(Stored data entries)
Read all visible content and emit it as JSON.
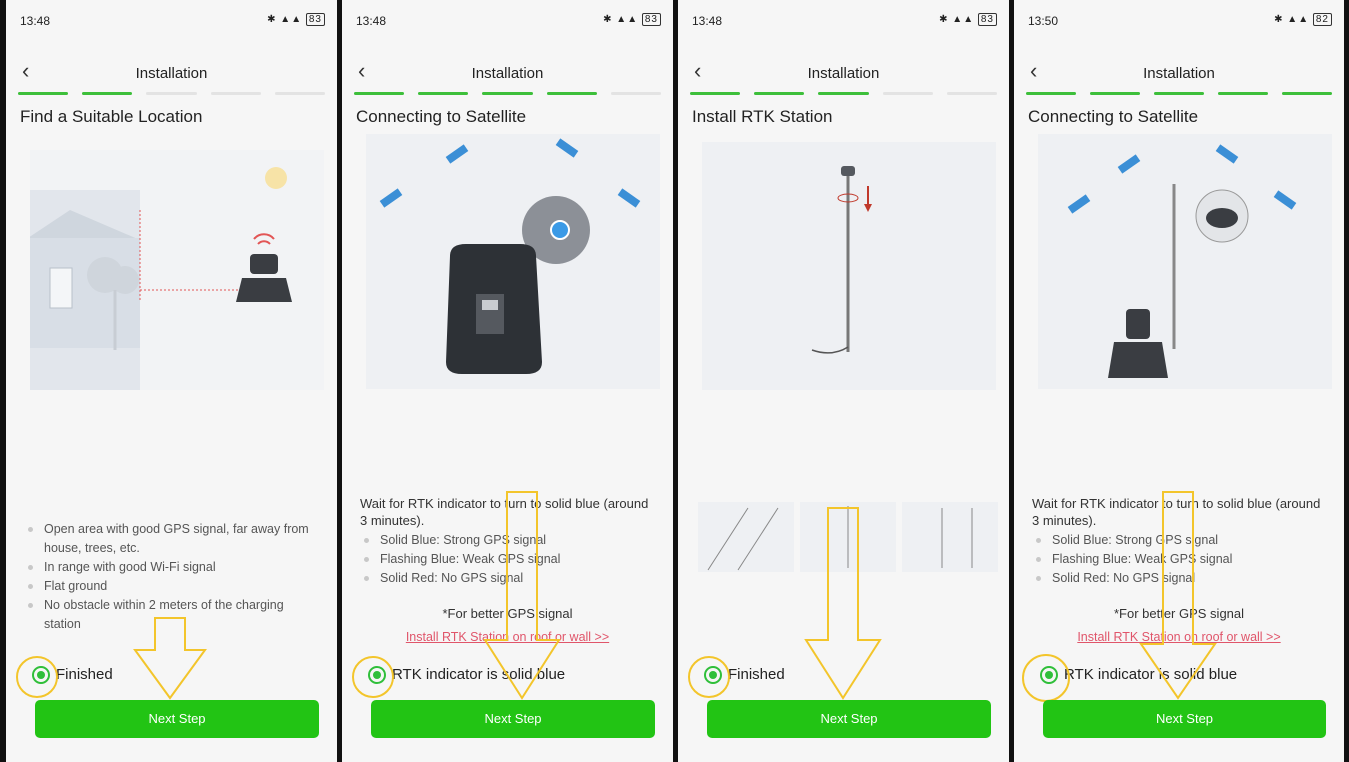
{
  "screens": [
    {
      "time": "13:48",
      "battery": "83",
      "nav_title": "Installation",
      "heading": "Find a Suitable Location",
      "intro": "",
      "bullets": [
        "Open area with good GPS signal, far away from house, trees, etc.",
        "In range with good Wi-Fi signal",
        "Flat ground",
        "No obstacle within 2 meters of the charging station"
      ],
      "note": "",
      "link": "",
      "checkbox_label": "Finished",
      "button_label": "Next Step",
      "progress_complete": 2,
      "progress_total": 5
    },
    {
      "time": "13:48",
      "battery": "83",
      "nav_title": "Installation",
      "heading": "Connecting to Satellite",
      "intro": "Wait for RTK indicator to turn to solid blue (around 3 minutes).",
      "bullets": [
        "Solid Blue: Strong GPS signal",
        "Flashing Blue: Weak GPS signal",
        "Solid Red: No GPS signal"
      ],
      "note": "*For better GPS signal",
      "link": "Install RTK Station on roof or wall >>",
      "checkbox_label": "RTK indicator is solid blue",
      "button_label": "Next Step",
      "progress_complete": 4,
      "progress_total": 5
    },
    {
      "time": "13:48",
      "battery": "83",
      "nav_title": "Installation",
      "heading": "Install RTK Station",
      "intro": "",
      "bullets": [],
      "note": "",
      "link": "",
      "checkbox_label": "Finished",
      "button_label": "Next Step",
      "progress_complete": 3,
      "progress_total": 5
    },
    {
      "time": "13:50",
      "battery": "82",
      "nav_title": "Installation",
      "heading": "Connecting to Satellite",
      "intro": "Wait for RTK indicator to turn to solid blue (around 3 minutes).",
      "bullets": [
        "Solid Blue: Strong GPS signal",
        "Flashing Blue: Weak GPS signal",
        "Solid Red: No GPS signal"
      ],
      "note": "*For better GPS signal",
      "link": "Install RTK Station on roof or wall >>",
      "checkbox_label": "RTK indicator is solid blue",
      "button_label": "Next Step",
      "progress_complete": 5,
      "progress_total": 5
    }
  ],
  "colors": {
    "accent_green": "#22c414",
    "progress_green": "#3dbf3a",
    "link_red": "#e0556a",
    "annotation_yellow": "#f3c52b",
    "satellite_blue": "#3b8fd6"
  },
  "icons": {
    "back": "chevron-left-icon",
    "alarm": "alarm-icon",
    "bluetooth": "bluetooth-icon",
    "signal": "signal-icon",
    "battery": "battery-icon"
  }
}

_EXERCISE PROMPT_
Pictures are excluded; copy every other part of the records exactly.

_REPLY TO THE EXERCISE_
Read all visible content and emit it as JSON.
{
  "screens": [
    {
      "time": "13:48",
      "battery": "83",
      "nav_title": "Installation",
      "heading": "Find a Suitable Location",
      "intro": "",
      "bullets": [
        "Open area with good GPS signal, far away from house, trees, etc.",
        "In range with good Wi-Fi signal",
        "Flat ground",
        "No obstacle within 2 meters of the charging station"
      ],
      "note": "",
      "link": "",
      "checkbox_label": "Finished",
      "button_label": "Next Step",
      "progress_complete": 2,
      "progress_total": 5
    },
    {
      "time": "13:48",
      "battery": "83",
      "nav_title": "Installation",
      "heading": "Connecting to Satellite",
      "intro": "Wait for RTK indicator to turn to solid blue (around 3 minutes).",
      "bullets": [
        "Solid Blue: Strong GPS signal",
        "Flashing Blue: Weak GPS signal",
        "Solid Red: No GPS signal"
      ],
      "note": "*For better GPS signal",
      "link": "Install RTK Station on roof or wall >>",
      "checkbox_label": "RTK indicator is solid blue",
      "button_label": "Next Step",
      "progress_complete": 4,
      "progress_total": 5
    },
    {
      "time": "13:48",
      "battery": "83",
      "nav_title": "Installation",
      "heading": "Install RTK Station",
      "intro": "",
      "bullets": [],
      "note": "",
      "link": "",
      "checkbox_label": "Finished",
      "button_label": "Next Step",
      "progress_complete": 3,
      "progress_total": 5
    },
    {
      "time": "13:50",
      "battery": "82",
      "nav_title": "Installation",
      "heading": "Connecting to Satellite",
      "intro": "Wait for RTK indicator to turn to solid blue (around 3 minutes).",
      "bullets": [
        "Solid Blue: Strong GPS signal",
        "Flashing Blue: Weak GPS signal",
        "Solid Red: No GPS signal"
      ],
      "note": "*For better GPS signal",
      "link": "Install RTK Station on roof or wall >>",
      "checkbox_label": "RTK indicator is solid blue",
      "button_label": "Next Step",
      "progress_complete": 5,
      "progress_total": 5
    }
  ],
  "colors": {
    "accent_green": "#22c414",
    "progress_green": "#3dbf3a",
    "link_red": "#e0556a",
    "annotation_yellow": "#f3c52b",
    "satellite_blue": "#3b8fd6"
  },
  "icons": {
    "back": "chevron-left-icon",
    "alarm": "alarm-icon",
    "bluetooth": "bluetooth-icon",
    "signal": "signal-icon",
    "battery": "battery-icon"
  }
}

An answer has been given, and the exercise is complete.